SET TASK: Sift the material for lines containing "hatte", and return them.

···

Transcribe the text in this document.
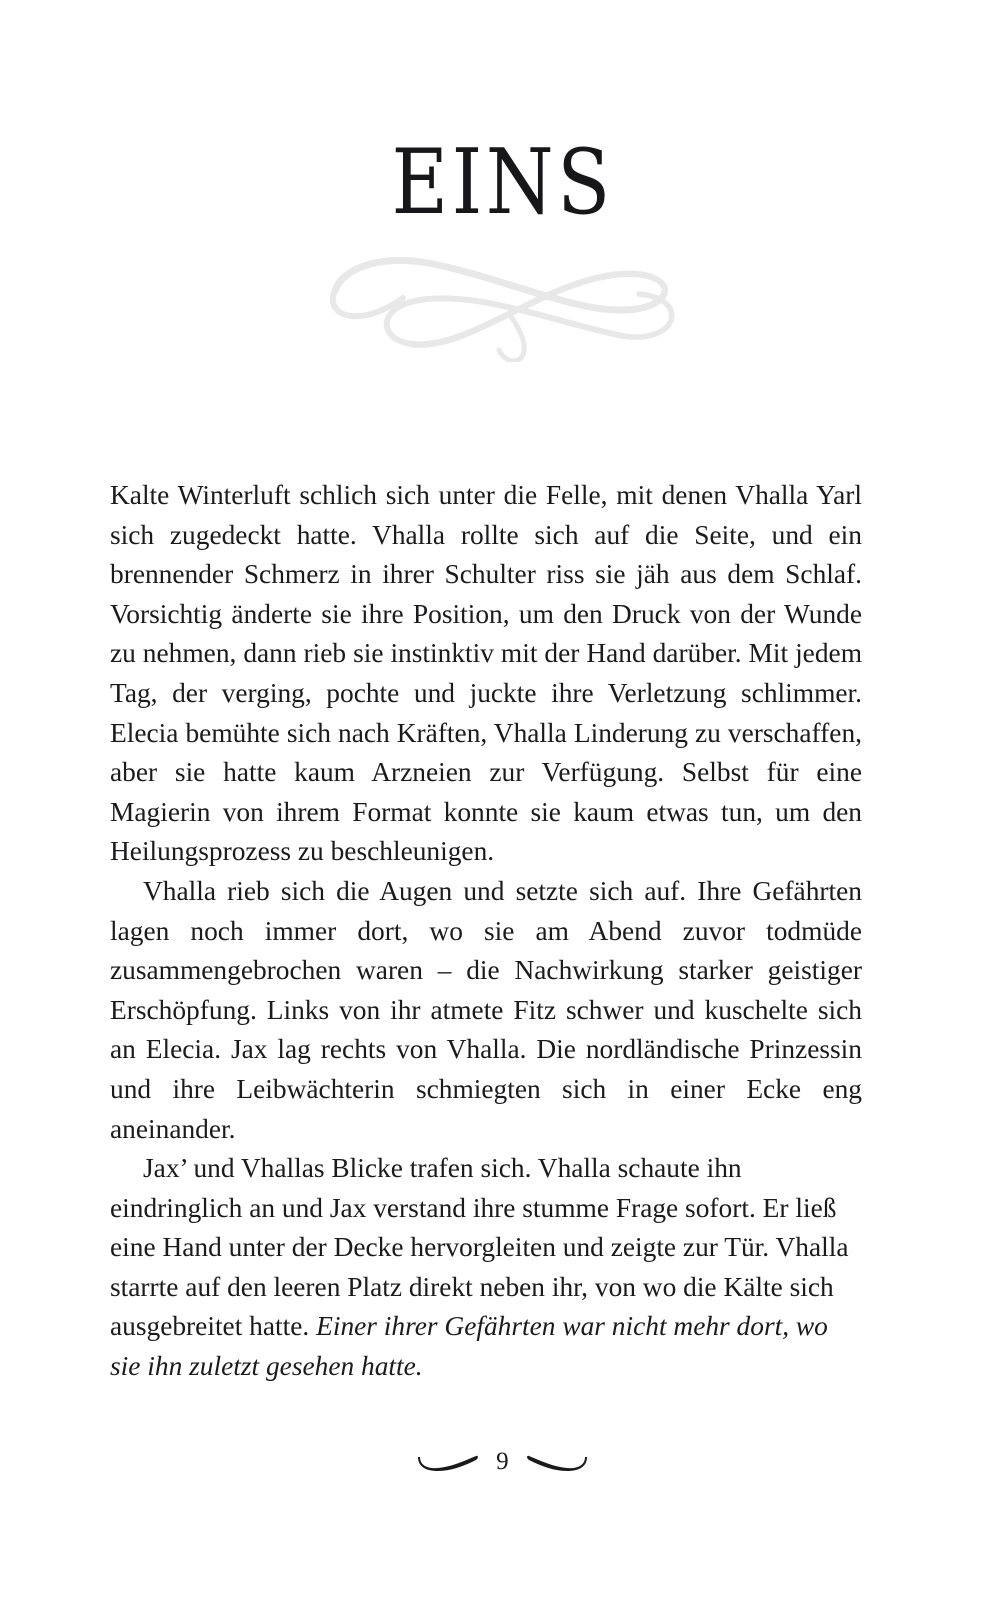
EINS

Kalte Winterluft schlich sich unter die Felle, mit denen Vhalla Yarl sich zugedeckt hatte. Vhalla rollte sich auf die Seite, und ein brennender Schmerz in ihrer Schulter riss sie jäh aus dem Schlaf. Vorsichtig änderte sie ihre Position, um den Druck von der Wunde zu nehmen, dann rieb sie instinktiv mit der Hand darüber. Mit jedem Tag, der verging, pochte und juckte ihre Verletzung schlimmer. Elecia bemühte sich nach Kräften, Vhalla Linderung zu verschaffen, aber sie hatte kaum Arzneien zur Verfügung. Selbst für eine Magierin von ihrem Format konnte sie kaum etwas tun, um den Heilungsprozess zu beschleunigen.

Vhalla rieb sich die Augen und setzte sich auf. Ihre Gefährten lagen noch immer dort, wo sie am Abend zuvor todmüde zusammengebrochen waren – die Nachwirkung starker geistiger Erschöpfung. Links von ihr atmete Fitz schwer und kuschelte sich an Elecia. Jax lag rechts von Vhalla. Die nordländische Prinzessin und ihre Leibwächterin schmiegten sich in einer Ecke eng aneinander.

Jax’ und Vhallas Blicke trafen sich. Vhalla schaute ihn eindringlich an und Jax verstand ihre stumme Frage sofort. Er ließ eine Hand unter der Decke hervorgleiten und zeigte zur Tür. Vhalla starrte auf den leeren Platz direkt neben ihr, von wo die Kälte sich ausgebreitet hatte. Einer ihrer Gefährten war nicht mehr dort, wo sie ihn zuletzt gesehen hatte.

9
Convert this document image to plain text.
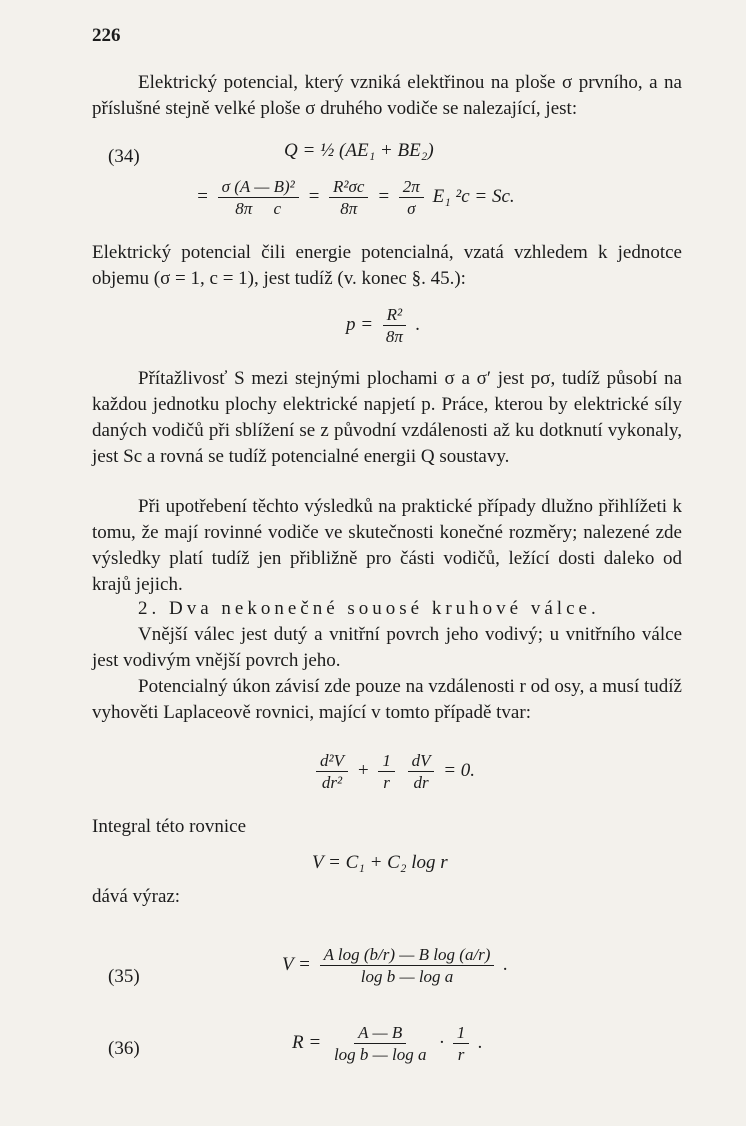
226
Elektrický potencial, který vzniká elektřinou na ploše σ prvního, a na příslušné stejně velké ploše σ druhého vodiče se nalezající, jest:
(34)	Q = ½ (AE₁ + BE₂)
= $\frac{\text{σ (A — B)²}}{\text{8π c}} = \frac{\text{R²σc}}{8\pi} = \frac{2\pi}{\sigma} E_1$ ²c = Sc.
Elektrický potencial čili energie potencialná, vzatá vzhledem k jednotce objemu (σ = 1, c = 1), jest tudíž (v. konec §. 45.):
$p = \frac{\text{R²}}{8\pi}$ .
Přítažlivosť S mezi stejnými plochami σ a σ′ jest pσ, tudíž působí na každou jednotku plochy elektrické napjetí p. Práce, kterou by elektrické síly daných vodičů při sblížení se z původní vzdálenosti až ku dotknutí vykonaly, jest Sc a rovná se tudíž potencialné energii Q soustavy.
Při upotřebení těchto výsledků na praktické případy dlužno přihlížeti k tomu, že mají rovinné vodiče ve skutečnosti konečné rozměry; nalezené zde výsledky platí tudíž jen přibližně pro části vodičů, ležící dosti daleko od krajů jejich.
2. Dva nekonečné souosé kruhové válce.
Vnější válec jest dutý a vnitřní povrch jeho vodivý; u vnitřního válce jest vodivým vnější povrch jeho.
Potencialný úkon závisí zde pouze na vzdálenosti r od osy, a musí tudíž vyhověti Laplaceově rovnici, mající v tomto případě tvar:
$\frac{\text{d²V}}{\text{dr²}} + \frac{1}{r}$
$\frac{dV}{dr} = 0$.
Integral této rovnice
V = C₁ + C₂ log r
dává výraz:
(35)
$V = \frac{\text{A log (b/r) — B log (a/r)}}{\text{log b — log a}}$ .
(36)	$R = \frac{A — B}{\text{log b — log a}} \cdot \frac{1}{r}$ .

···

WRITTEN ANSWER:
Kalte Winterluft schlich sich unter die Felle, mit denen Vhalla Yarl sich zugedeckt hatte. Vhalla rollte sich auf die Seite, und ein brennender Schmerz in ihrer Schulter riss sie jäh aus dem Schlaf. Vorsichtig änderte sie ihre Position, um den Druck von der Wunde zu nehmen, dann rieb sie instinktiv mit der Hand darüber. Mit jedem Tag, der verging, pochte und juckte ihre Verletzung schlimmer. Elecia bemühte sich nach Kräften, Vhalla Linderung zu verschaffen, aber sie hatte kaum Arzneien zur Verfügung. Selbst für eine Magierin von ihrem Format konnte sie kaum etwas tun, um den Heilungsprozess zu beschleunigen.
Jax’ und Vhallas Blicke trafen sich. Vhalla schaute ihn eindringlich an und Jax verstand ihre stumme Frage sofort. Er ließ eine Hand unter der Decke hervorgleiten und zeigte zur Tür. Vhalla starrte auf den leeren Platz direkt neben ihr, von wo die Kälte sich ausgebreitet hatte. Einer ihrer Gefährten war nicht mehr dort, wo sie ihn zuletzt gesehen hatte.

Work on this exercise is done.